-- Job --
Pull out from the material below all lines with "Cartão".

-- Supplied entries --
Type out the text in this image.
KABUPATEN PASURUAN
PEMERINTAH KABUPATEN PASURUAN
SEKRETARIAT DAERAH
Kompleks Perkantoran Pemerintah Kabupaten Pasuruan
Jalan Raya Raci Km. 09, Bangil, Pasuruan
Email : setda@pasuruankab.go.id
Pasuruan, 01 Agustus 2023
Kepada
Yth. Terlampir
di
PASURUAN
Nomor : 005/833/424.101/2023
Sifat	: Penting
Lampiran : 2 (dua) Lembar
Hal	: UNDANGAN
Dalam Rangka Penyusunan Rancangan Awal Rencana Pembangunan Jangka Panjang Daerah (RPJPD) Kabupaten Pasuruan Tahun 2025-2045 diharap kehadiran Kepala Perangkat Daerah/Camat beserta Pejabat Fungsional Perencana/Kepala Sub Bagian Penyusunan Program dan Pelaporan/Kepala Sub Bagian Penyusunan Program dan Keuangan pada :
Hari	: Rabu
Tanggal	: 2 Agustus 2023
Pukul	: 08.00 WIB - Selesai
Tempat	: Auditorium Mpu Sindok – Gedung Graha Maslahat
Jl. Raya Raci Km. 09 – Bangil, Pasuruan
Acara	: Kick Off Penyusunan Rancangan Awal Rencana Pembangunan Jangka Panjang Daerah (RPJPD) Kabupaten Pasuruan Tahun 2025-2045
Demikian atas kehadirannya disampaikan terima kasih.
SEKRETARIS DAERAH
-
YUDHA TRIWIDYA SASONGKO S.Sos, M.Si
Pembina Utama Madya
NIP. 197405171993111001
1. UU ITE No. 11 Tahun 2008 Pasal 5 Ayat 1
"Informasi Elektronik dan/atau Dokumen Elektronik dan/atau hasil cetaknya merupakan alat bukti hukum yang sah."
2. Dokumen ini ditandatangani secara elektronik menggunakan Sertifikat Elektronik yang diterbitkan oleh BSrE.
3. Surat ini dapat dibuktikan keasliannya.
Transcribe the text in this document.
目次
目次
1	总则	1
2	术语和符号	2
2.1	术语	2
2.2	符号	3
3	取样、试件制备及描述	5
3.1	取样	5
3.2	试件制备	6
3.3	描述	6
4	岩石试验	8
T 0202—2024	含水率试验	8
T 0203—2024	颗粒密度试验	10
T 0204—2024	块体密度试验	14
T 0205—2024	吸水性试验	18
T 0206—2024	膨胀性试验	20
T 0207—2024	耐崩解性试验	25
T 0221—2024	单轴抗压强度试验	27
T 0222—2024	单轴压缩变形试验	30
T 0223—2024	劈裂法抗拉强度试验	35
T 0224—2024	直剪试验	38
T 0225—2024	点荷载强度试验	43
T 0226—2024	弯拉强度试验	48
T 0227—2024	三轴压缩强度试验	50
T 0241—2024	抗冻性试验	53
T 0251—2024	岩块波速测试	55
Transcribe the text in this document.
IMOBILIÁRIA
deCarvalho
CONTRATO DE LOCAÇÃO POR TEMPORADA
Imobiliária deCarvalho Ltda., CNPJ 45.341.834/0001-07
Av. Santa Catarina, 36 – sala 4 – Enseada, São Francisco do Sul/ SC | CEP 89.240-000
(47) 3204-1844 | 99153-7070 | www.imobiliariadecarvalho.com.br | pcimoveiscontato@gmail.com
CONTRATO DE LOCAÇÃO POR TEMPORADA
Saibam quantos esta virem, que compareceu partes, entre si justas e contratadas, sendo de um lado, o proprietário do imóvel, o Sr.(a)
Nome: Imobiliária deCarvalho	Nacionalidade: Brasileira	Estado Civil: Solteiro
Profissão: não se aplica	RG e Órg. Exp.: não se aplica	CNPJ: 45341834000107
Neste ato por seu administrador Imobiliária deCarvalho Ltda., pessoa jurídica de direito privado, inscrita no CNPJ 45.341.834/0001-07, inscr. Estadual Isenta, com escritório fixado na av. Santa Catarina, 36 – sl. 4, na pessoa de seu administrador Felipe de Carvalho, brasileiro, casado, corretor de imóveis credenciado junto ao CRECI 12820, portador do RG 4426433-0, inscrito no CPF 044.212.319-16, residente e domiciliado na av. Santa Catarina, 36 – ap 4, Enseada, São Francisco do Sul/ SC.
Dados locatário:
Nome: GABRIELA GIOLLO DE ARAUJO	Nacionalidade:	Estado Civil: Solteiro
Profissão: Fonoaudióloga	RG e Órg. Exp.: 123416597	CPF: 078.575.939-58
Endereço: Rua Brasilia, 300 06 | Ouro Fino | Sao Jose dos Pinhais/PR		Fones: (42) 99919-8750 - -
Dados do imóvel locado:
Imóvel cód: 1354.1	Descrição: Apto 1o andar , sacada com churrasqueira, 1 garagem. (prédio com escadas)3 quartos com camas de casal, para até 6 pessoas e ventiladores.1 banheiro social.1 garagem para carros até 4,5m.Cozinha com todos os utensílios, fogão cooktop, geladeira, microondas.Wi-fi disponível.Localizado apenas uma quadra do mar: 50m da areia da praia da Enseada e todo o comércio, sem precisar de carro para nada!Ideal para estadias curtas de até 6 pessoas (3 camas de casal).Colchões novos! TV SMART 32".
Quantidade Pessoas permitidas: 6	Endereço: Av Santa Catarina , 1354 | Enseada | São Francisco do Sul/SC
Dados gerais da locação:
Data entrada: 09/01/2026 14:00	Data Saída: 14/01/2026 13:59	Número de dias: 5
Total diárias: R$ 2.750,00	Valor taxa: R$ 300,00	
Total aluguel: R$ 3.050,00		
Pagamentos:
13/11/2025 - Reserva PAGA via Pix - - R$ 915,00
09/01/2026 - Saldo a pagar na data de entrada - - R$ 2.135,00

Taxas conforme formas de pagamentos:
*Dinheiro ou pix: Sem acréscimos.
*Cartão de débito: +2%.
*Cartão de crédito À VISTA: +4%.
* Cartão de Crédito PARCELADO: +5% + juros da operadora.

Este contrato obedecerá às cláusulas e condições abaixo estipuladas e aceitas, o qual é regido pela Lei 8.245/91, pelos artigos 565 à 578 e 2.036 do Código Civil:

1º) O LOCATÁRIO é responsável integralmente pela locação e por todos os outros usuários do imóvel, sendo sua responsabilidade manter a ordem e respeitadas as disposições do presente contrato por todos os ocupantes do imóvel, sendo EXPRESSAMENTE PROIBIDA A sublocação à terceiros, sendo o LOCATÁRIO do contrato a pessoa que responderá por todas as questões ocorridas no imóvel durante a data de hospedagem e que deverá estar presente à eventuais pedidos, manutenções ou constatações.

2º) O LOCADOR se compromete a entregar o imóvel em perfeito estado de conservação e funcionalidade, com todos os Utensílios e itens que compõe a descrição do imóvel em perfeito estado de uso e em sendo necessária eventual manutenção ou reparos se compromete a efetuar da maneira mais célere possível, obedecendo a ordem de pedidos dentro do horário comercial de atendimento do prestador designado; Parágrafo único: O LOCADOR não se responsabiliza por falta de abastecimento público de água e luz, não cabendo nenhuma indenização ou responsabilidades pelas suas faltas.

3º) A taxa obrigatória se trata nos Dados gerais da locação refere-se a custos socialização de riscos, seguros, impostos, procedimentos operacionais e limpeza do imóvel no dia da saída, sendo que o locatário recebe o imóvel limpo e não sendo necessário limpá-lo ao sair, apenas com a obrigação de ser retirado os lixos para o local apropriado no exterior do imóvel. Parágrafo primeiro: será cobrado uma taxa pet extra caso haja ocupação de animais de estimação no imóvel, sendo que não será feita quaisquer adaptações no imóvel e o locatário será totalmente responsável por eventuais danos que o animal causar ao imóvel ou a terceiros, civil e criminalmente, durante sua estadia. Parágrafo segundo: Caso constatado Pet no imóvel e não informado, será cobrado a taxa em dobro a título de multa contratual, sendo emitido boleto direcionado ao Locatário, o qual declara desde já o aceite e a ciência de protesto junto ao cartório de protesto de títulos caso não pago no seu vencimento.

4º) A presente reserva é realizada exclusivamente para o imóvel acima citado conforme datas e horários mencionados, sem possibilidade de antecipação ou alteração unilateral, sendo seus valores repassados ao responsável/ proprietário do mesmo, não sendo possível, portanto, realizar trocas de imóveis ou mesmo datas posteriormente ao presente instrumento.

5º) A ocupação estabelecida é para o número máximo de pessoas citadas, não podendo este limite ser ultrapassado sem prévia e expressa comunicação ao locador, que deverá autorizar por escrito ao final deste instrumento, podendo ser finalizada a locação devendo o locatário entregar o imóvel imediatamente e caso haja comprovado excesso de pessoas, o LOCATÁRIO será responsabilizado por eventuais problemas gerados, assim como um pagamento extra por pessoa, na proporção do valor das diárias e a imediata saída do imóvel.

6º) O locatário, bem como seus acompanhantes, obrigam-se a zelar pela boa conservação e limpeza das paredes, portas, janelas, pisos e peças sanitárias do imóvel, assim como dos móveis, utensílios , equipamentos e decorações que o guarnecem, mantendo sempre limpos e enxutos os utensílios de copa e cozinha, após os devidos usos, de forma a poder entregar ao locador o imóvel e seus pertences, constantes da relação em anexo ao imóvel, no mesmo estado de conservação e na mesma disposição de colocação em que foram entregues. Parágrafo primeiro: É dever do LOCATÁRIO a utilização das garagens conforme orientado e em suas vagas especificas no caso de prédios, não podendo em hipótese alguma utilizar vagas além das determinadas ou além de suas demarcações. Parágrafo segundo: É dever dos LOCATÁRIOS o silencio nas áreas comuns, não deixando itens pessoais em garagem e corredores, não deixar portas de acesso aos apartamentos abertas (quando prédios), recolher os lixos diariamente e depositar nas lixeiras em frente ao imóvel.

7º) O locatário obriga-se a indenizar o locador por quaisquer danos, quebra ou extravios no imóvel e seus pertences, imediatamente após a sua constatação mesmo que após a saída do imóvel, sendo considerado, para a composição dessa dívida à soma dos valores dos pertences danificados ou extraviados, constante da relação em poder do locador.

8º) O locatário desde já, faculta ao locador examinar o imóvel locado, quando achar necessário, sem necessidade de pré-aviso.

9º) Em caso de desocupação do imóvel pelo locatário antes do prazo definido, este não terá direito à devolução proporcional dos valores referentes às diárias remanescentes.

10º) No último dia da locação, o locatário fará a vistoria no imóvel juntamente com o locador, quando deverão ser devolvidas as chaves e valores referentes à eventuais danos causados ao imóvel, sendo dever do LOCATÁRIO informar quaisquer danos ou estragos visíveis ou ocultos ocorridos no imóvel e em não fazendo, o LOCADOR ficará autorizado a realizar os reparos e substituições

-- The completed task --
*Cartão de débito: +2%.
*Cartão de crédito À VISTA: +4%.
* Cartão de Crédito PARCELADO: +5% + juros da operadora.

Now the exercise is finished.